#### [DIRECTIONS]
Return all entries precisely as they stand, without the images.
## BEGIN EXTRACTED RECORDS
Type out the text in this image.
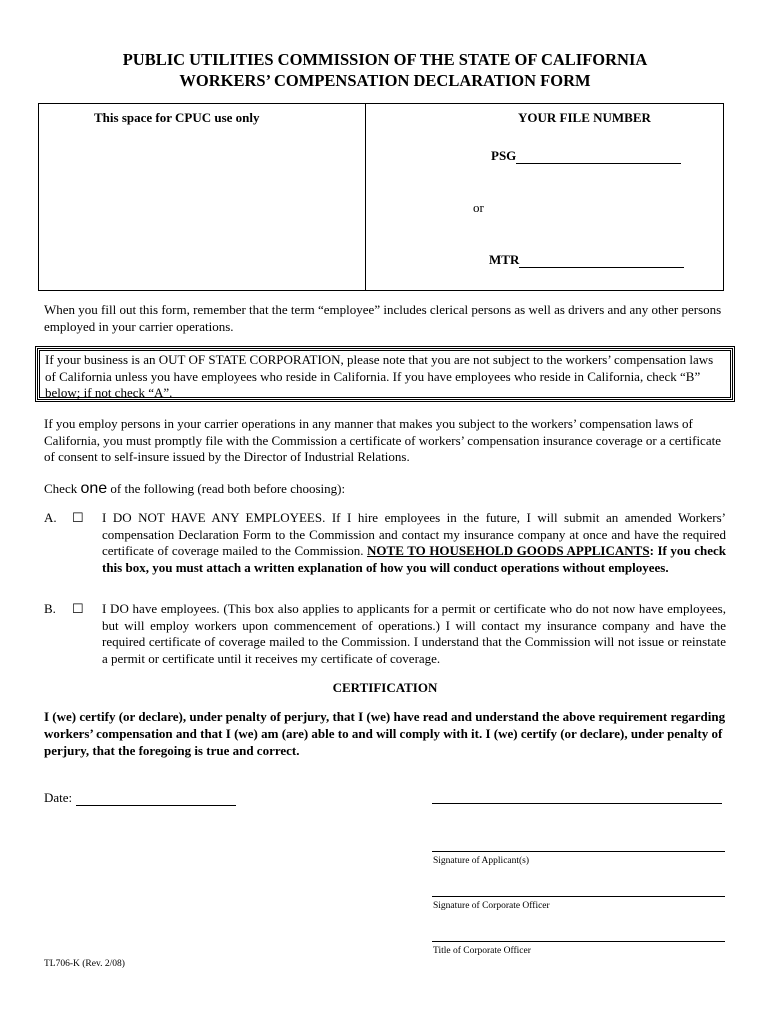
PUBLIC UTILITIES COMMISSION OF THE STATE OF CALIFORNIA
WORKERS’ COMPENSATION DECLARATION FORM
This space for CPUC use only	YOUR FILE NUMBER
PSG
or
MTR
When you fill out this form, remember that the term “employee” includes clerical persons as well as drivers and any other persons employed in your carrier operations.
If your business is an OUT OF STATE CORPORATION, please note that you are not subject to the workers’ compensation laws of California unless you have employees who reside in California. If you have employees who reside in California, check “B” below; if not check “A”.
If you employ persons in your carrier operations in any manner that makes you subject to the workers’ compensation laws of California, you must promptly file with the Commission a certificate of workers’ compensation insurance coverage or a certificate of consent to self-insure issued by the Director of Industrial Relations.
Check one of the following (read both before choosing):
A. ☐ I DO NOT HAVE ANY EMPLOYEES. If I hire employees in the future, I will submit an amended Workers’ compensation Declaration Form to the Commission and contact my insurance company at once and have the required certificate of coverage mailed to the Commission. NOTE TO HOUSEHOLD GOODS APPLICANTS: If you check this box, you must attach a written explanation of how you will conduct operations without employees.
B. ☐ I DO have employees. (This box also applies to applicants for a permit or certificate who do not now have employees, but will employ workers upon commencement of operations.) I will contact my insurance company and have the required certificate of coverage mailed to the Commission. I understand that the Commission will not issue or reinstate a permit or certificate until it receives my certificate of coverage.
CERTIFICATION
I (we) certify (or declare), under penalty of perjury, that I (we) have read and understand the above requirement regarding workers’ compensation and that I (we) am (are) able to and will comply with it. I (we) certify (or declare), under penalty of perjury, that the foregoing is true and correct.
Date:
Signature of Applicant(s)
Signature of Corporate Officer
Title of Corporate Officer
TL706-K (Rev. 2/08)
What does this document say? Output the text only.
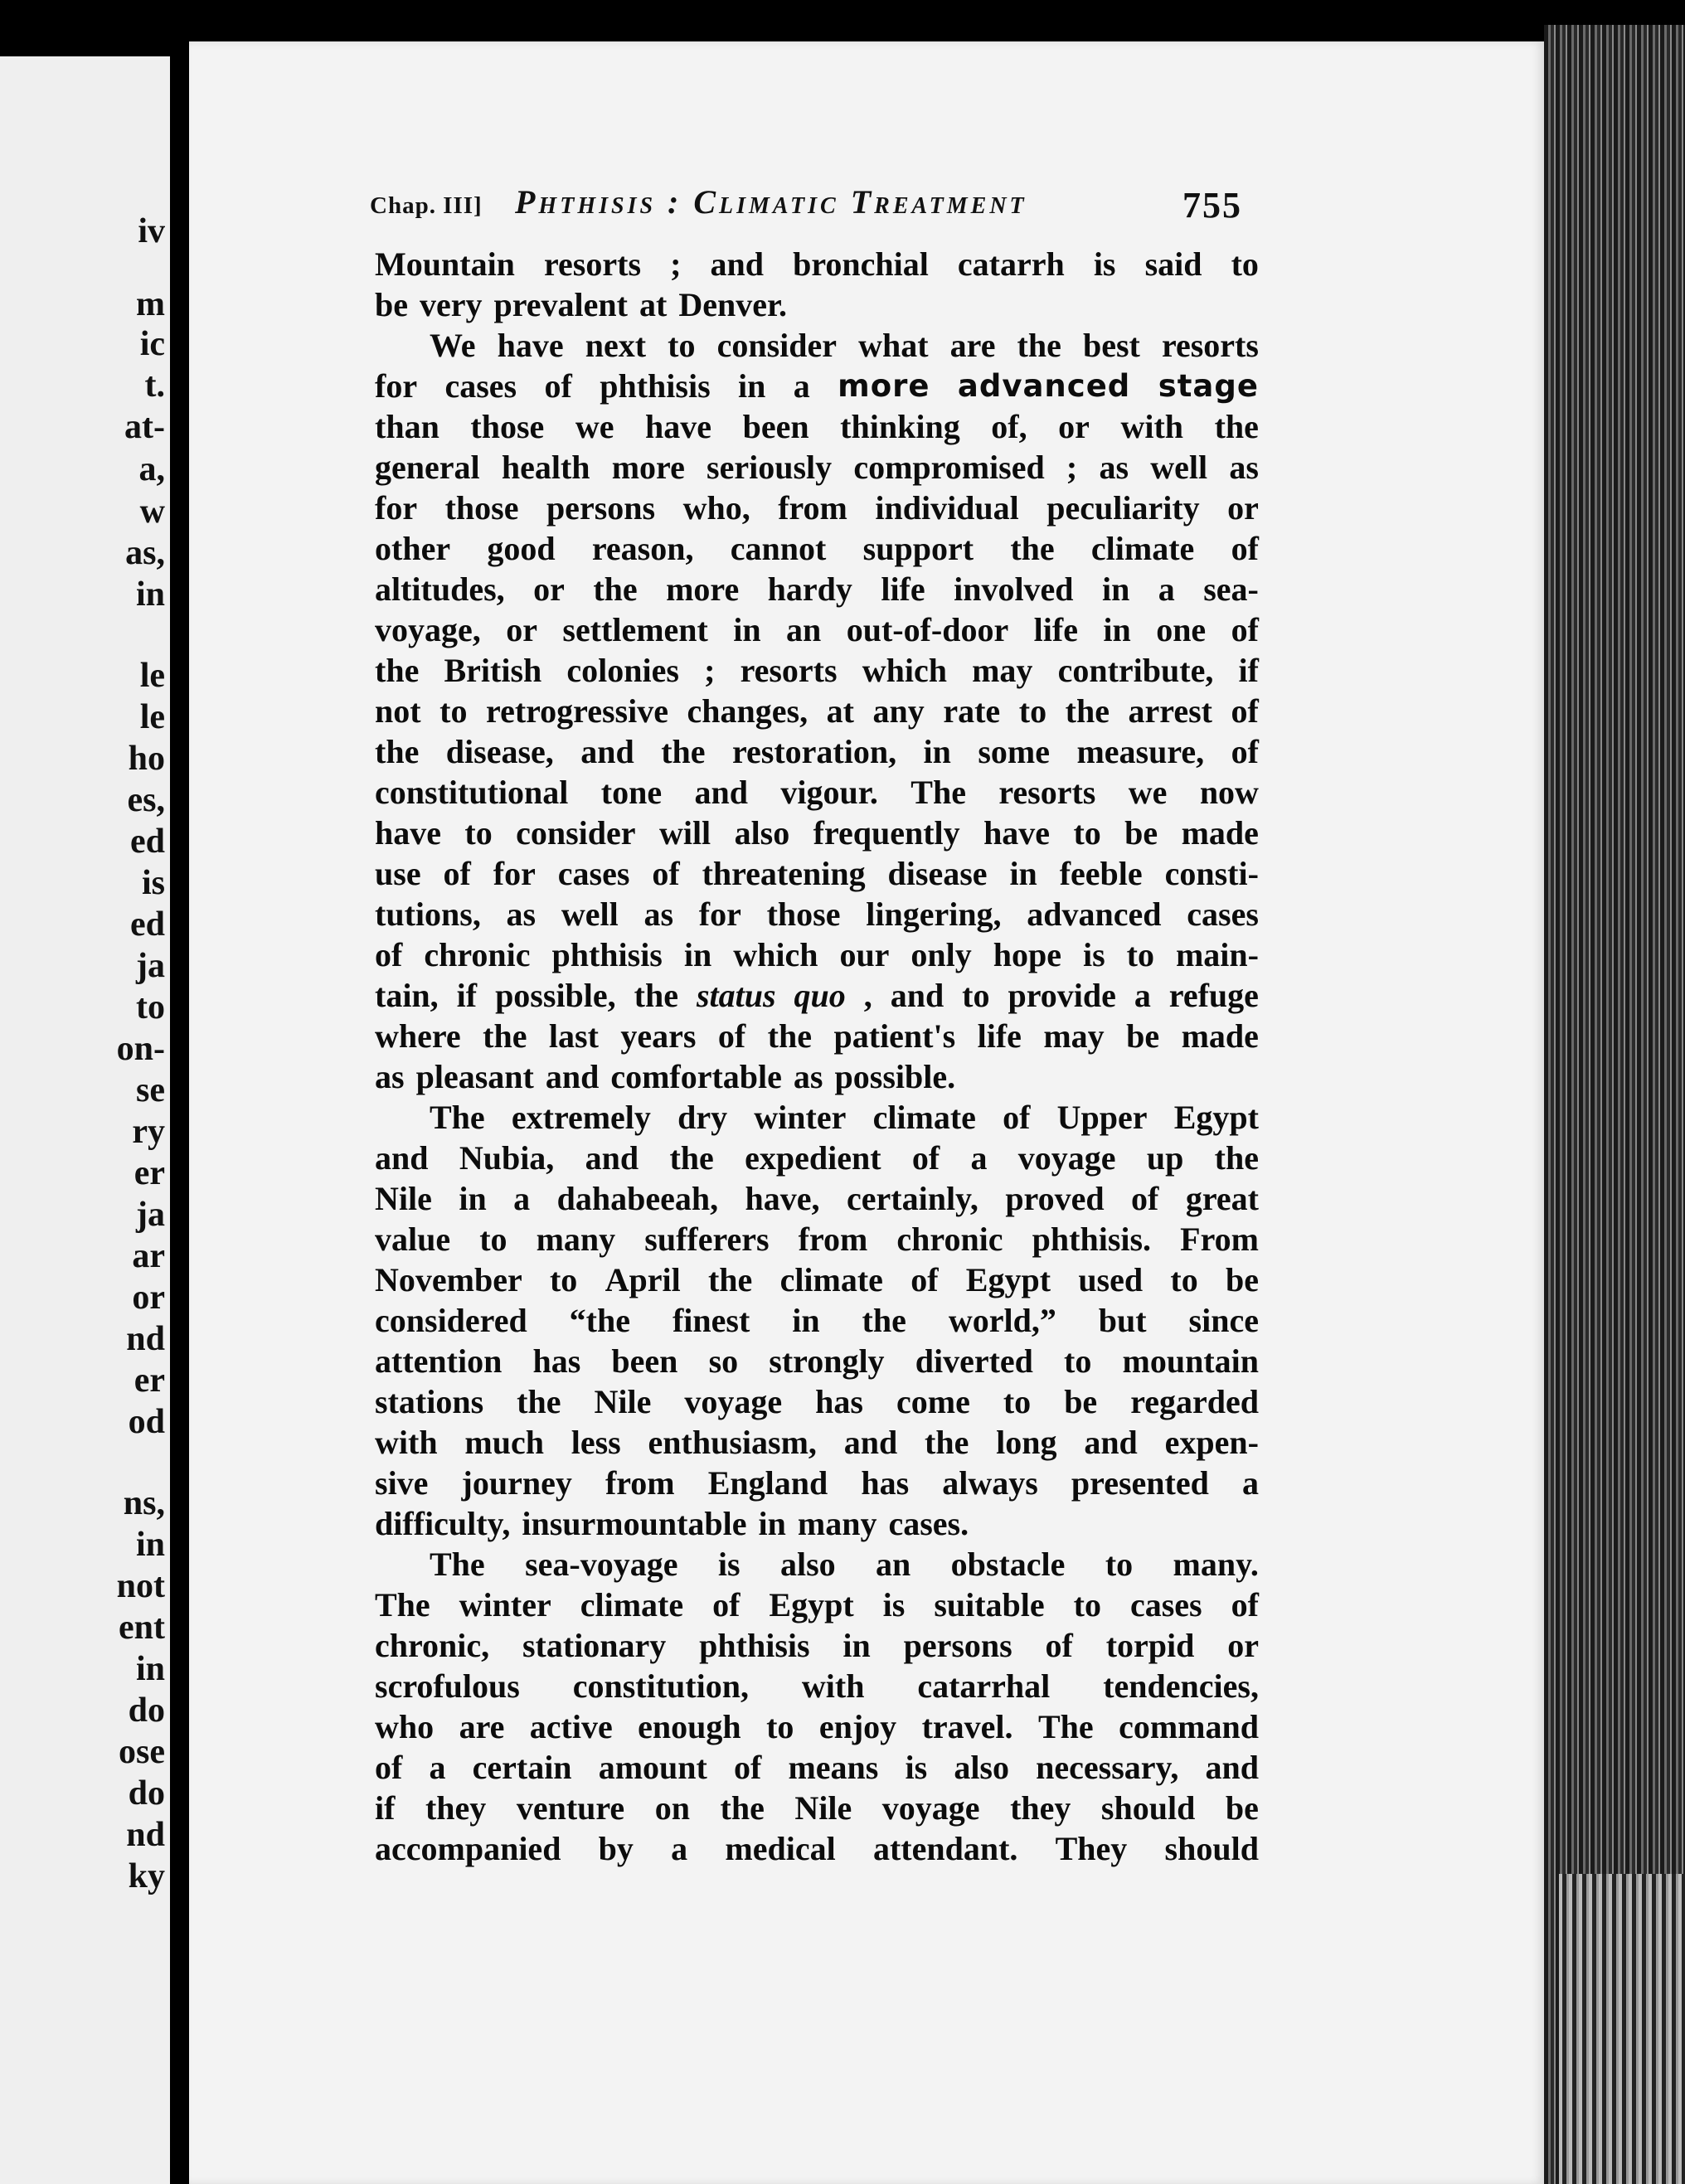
iv
m
ic
t.
at-
a,
w
as,
in
le
le
ho
es,
ed
is
ed
ja
to
on-
se
ry
er
ja
ar
or
nd
er
od
ns,
in
not
ent
in
do
ose
do
nd
ky
Chap. III] Phthisis : Climatic Treatment	755
Mountain resorts ; and bronchial catarrh is said to
be very prevalent at Denver.
We have next to consider what are the best resorts
for cases of phthisis in a more advanced stage
than those we have been thinking of, or with the
general health more seriously compromised ; as well as
for those persons who, from individual peculiarity or
other good reason, cannot support the climate of
altitudes, or the more hardy life involved in a sea-
voyage, or settlement in an out-of-door life in one of
the British colonies ; resorts which may contribute, if
not to retrogressive changes, at any rate to the arrest of
the disease, and the restoration, in some measure, of
constitutional tone and vigour. The resorts we now
have to consider will also frequently have to be made
use of for cases of threatening disease in feeble consti-
tutions, as well as for those lingering, advanced cases
of chronic phthisis in which our only hope is to main-
tain, if possible, the status quo , and to provide a refuge
where the last years of the patient's life may be made
as pleasant and comfortable as possible.
The extremely dry winter climate of Upper Egypt
and Nubia, and the expedient of a voyage up the
Nile in a dahabeeah, have, certainly, proved of great
value to many sufferers from chronic phthisis. From
November to April the climate of Egypt used to be
considered “the finest in the world,” but since
attention has been so strongly diverted to mountain
stations the Nile voyage has come to be regarded
with much less enthusiasm, and the long and expen-
sive journey from England has always presented a
difficulty, insurmountable in many cases.
The sea-voyage is also an obstacle to many.
The winter climate of Egypt is suitable to cases of
chronic, stationary phthisis in persons of torpid or
scrofulous constitution, with catarrhal tendencies,
who are active enough to enjoy travel. The command
of a certain amount of means is also necessary, and
if they venture on the Nile voyage they should be
accompanied by a medical attendant. They should
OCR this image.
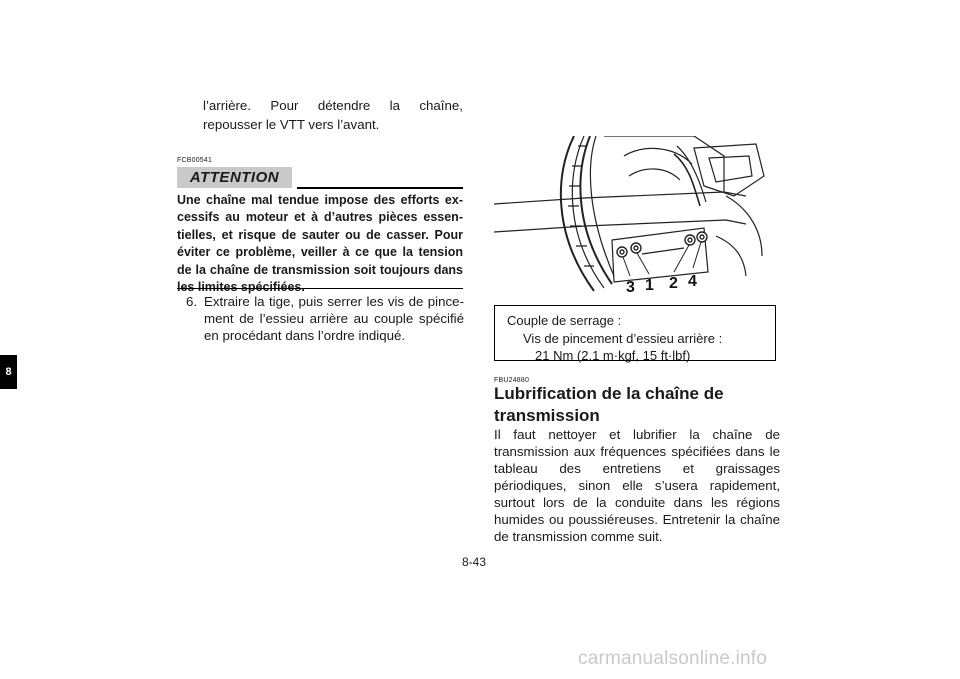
8
l’arrière. Pour détendre la chaîne, repousser le VTT vers l’avant.
FCB00541
ATTENTION
Une chaîne mal tendue impose des efforts excessifs au moteur et à d’autres pièces essentielles, et risque de sauter ou de casser. Pour éviter ce problème, veiller à ce que la tension de la chaîne de transmission soit toujours dans
6. Extraire la tige, puis serrer les vis de pincement de l’essieu arrière au couple spécifié en procédant dans l’ordre indiqué.
3 1 2 4
Couple de serrage :
Vis de pincement d’essieu arrière :
21 Nm (2.1 m·kgf, 15 ft·lbf)
FBU24880
Lubrification de la chaîne de transmission
Il faut nettoyer et lubrifier la chaîne de transmission aux fréquences spécifiées dans le tableau des entretiens et graissages périodiques, sinon elle s’usera rapidement, surtout lors de la conduite dans les régions humides ou poussiéreuses. Entretenir la chaîne de transmission comme suit.
8-43
carmanualsonline.info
## END EXTRACTED RECORDS
#### [RESPONSE]
Type out the text in this image.
PUBLIC UTILITIES COMMISSION OF THE STATE OF CALIFORNIA
WORKERS’ COMPENSATION DECLARATION FORM
This space for CPUC use only	YOUR FILE NUMBER
PSG
or
MTR
When you fill out this form, remember that the term “employee” includes clerical persons as well as drivers and any other persons employed in your carrier operations.
If your business is an OUT OF STATE CORPORATION, please note that you are not subject to the workers’ compensation laws of California unless you have employees who reside in California. If you have employees who reside in California, check “B” below; if not check “A”.
If you employ persons in your carrier operations in any manner that makes you subject to the workers’ compensation laws of California, you must promptly file with the Commission a certificate of workers’ compensation insurance coverage or a certificate of consent to self-insure issued by the Director of Industrial Relations.
Check one of the following (read both before choosing):
A. ☐ I DO NOT HAVE ANY EMPLOYEES. If I hire employees in the future, I will submit an amended Workers’ compensation Declaration Form to the Commission and contact my insurance company at once and have the required certificate of coverage mailed to the Commission. NOTE TO HOUSEHOLD GOODS APPLICANTS: If you check this box, you must attach a written explanation of how you will conduct operations without employees.
B. ☐ I DO have employees. (This box also applies to applicants for a permit or certificate who do not now have employees, but will employ workers upon commencement of operations.) I will contact my insurance company and have the required certificate of coverage mailed to the Commission. I understand that the Commission will not issue or reinstate a permit or certificate until it receives my certificate of coverage.
CERTIFICATION
I (we) certify (or declare), under penalty of perjury, that I (we) have read and understand the above requirement regarding workers’ compensation and that I (we) am (are) able to and will comply with it. I (we) certify (or declare), under penalty of perjury, that the foregoing is true and correct.
Date:
Signature of Applicant(s)
Signature of Corporate Officer
Title of Corporate Officer
TL706-K (Rev. 2/08)
What does this document say? Output the text only.
iv
m
ic
t.
at-
a,
w
as,
in
le
le
ho
es,
ed
is
ed
ja
to
on-
se
ry
er
ja
ar
or
nd
er
od
ns,
in
not
ent
in
do
ose
do
nd
ky
Chap. III] Phthisis : Climatic Treatment	755
Mountain resorts ; and bronchial catarrh is said to
be very prevalent at Denver.
We have next to consider what are the best resorts
for cases of phthisis in a more advanced stage
than those we have been thinking of, or with the
general health more seriously compromised ; as well as
for those persons who, from individual peculiarity or
other good reason, cannot support the climate of
altitudes, or the more hardy life involved in a sea-
voyage, or settlement in an out-of-door life in one of
the British colonies ; resorts which may contribute, if
not to retrogressive changes, at any rate to the arrest of
the disease, and the restoration, in some measure, of
constitutional tone and vigour. The resorts we now
have to consider will also frequently have to be made
use of for cases of threatening disease in feeble consti-
tutions, as well as for those lingering, advanced cases
of chronic phthisis in which our only hope is to main-
tain, if possible, the status quo , and to provide a refuge
where the last years of the patient's life may be made
as pleasant and comfortable as possible.
The extremely dry winter climate of Upper Egypt
and Nubia, and the expedient of a voyage up the
Nile in a dahabeeah, have, certainly, proved of great
value to many sufferers from chronic phthisis. From
November to April the climate of Egypt used to be
considered “the finest in the world,” but since
attention has been so strongly diverted to mountain
stations the Nile voyage has come to be regarded
with much less enthusiasm, and the long and expen-
sive journey from England has always presented a
difficulty, insurmountable in many cases.
The sea-voyage is also an obstacle to many.
The winter climate of Egypt is suitable to cases of
chronic, stationary phthisis in persons of torpid or
scrofulous constitution, with catarrhal tendencies,
who are active enough to enjoy travel. The command
of a certain amount of means is also necessary, and
if they venture on the Nile voyage they should be
accompanied by a medical attendant. They should
OCR this image.
8
l’arrière. Pour détendre la chaîne, repousser le VTT vers l’avant.
FCB00541
ATTENTION
Une chaîne mal tendue impose des efforts excessifs au moteur et à d’autres pièces essentielles, et risque de sauter ou de casser. Pour éviter ce problème, veiller à ce que la tension de la chaîne de transmission soit toujours dans
6. Extraire la tige, puis serrer les vis de pincement de l’essieu arrière au couple spécifié en procédant dans l’ordre indiqué.
3 1 2 4
Couple de serrage :
Vis de pincement d’essieu arrière :
21 Nm (2.1 m·kgf, 15 ft·lbf)
FBU24880
Lubrification de la chaîne de transmission
Il faut nettoyer et lubrifier la chaîne de transmission aux fréquences spécifiées dans le tableau des entretiens et graissages périodiques, sinon elle s’usera rapidement, surtout lors de la conduite dans les régions humides ou poussiéreuses. Entretenir la chaîne de transmission comme suit.
8-43
carmanualsonline.info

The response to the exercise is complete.